#### [SET TASK]
Can you transcribe the data exactly? Leave the pictures out.

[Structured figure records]

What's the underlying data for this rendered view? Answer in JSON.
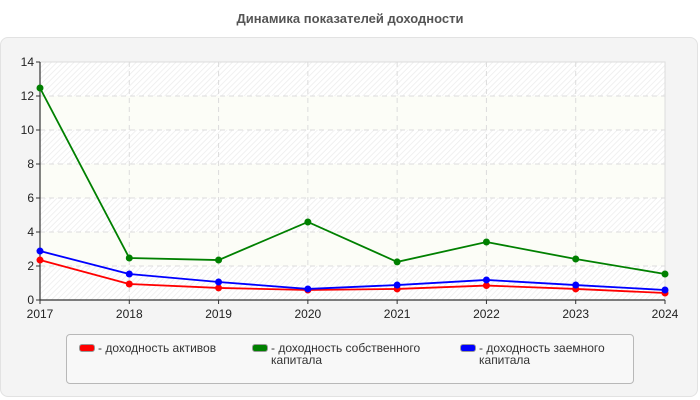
{
  "title": "Динамика показателей доходности",
  "chart_data": {
    "type": "line",
    "title": "Динамика показателей доходности",
    "xlabel": "",
    "ylabel": "",
    "categories": [
      "2017",
      "2018",
      "2019",
      "2020",
      "2021",
      "2022",
      "2023",
      "2024"
    ],
    "ylim": [
      0,
      14
    ],
    "yticks": [
      0,
      2,
      4,
      6,
      8,
      10,
      12,
      14
    ],
    "grid": true,
    "legend_position": "bottom",
    "series": [
      {
        "name": "доходность активов",
        "color": "#ff0000",
        "values": [
          2.35,
          0.94,
          0.71,
          0.59,
          0.65,
          0.85,
          0.65,
          0.41
        ]
      },
      {
        "name": "доходность собственного капитала",
        "color": "#008000",
        "values": [
          12.47,
          2.47,
          2.35,
          4.59,
          2.24,
          3.41,
          2.41,
          1.53
        ]
      },
      {
        "name": "доходность заемного капитала",
        "color": "#0000ff",
        "values": [
          2.88,
          1.53,
          1.06,
          0.65,
          0.88,
          1.18,
          0.88,
          0.59
        ]
      }
    ]
  },
  "legend": [
    {
      "label": "- доходность активов",
      "color": "#ff0000"
    },
    {
      "label": "- доходность собственного капитала",
      "color": "#008000"
    },
    {
      "label": "- доходность заемного капитала",
      "color": "#0000ff"
    }
  ]
}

#### [REPLY]
What's the underlying data for this rendered view? Answer in JSON.
{
  "title": "Динамика показателей доходности",
  "chart_data": {
    "type": "line",
    "title": "Динамика показателей доходности",
    "xlabel": "",
    "ylabel": "",
    "categories": [
      "2017",
      "2018",
      "2019",
      "2020",
      "2021",
      "2022",
      "2023",
      "2024"
    ],
    "ylim": [
      0,
      14
    ],
    "yticks": [
      0,
      2,
      4,
      6,
      8,
      10,
      12,
      14
    ],
    "grid": true,
    "legend_position": "bottom",
    "series": [
      {
        "name": "доходность активов",
        "color": "#ff0000",
        "values": [
          2.35,
          0.94,
          0.71,
          0.59,
          0.65,
          0.85,
          0.65,
          0.41
        ]
      },
      {
        "name": "доходность собственного капитала",
        "color": "#008000",
        "values": [
          12.47,
          2.47,
          2.35,
          4.59,
          2.24,
          3.41,
          2.41,
          1.53
        ]
      },
      {
        "name": "доходность заемного капитала",
        "color": "#0000ff",
        "values": [
          2.88,
          1.53,
          1.06,
          0.65,
          0.88,
          1.18,
          0.88,
          0.59
        ]
      }
    ]
  },
  "legend": [
    {
      "label": "- доходность активов",
      "color": "#ff0000"
    },
    {
      "label": "- доходность собственного капитала",
      "color": "#008000"
    },
    {
      "label": "- доходность заемного капитала",
      "color": "#0000ff"
    }
  ]
}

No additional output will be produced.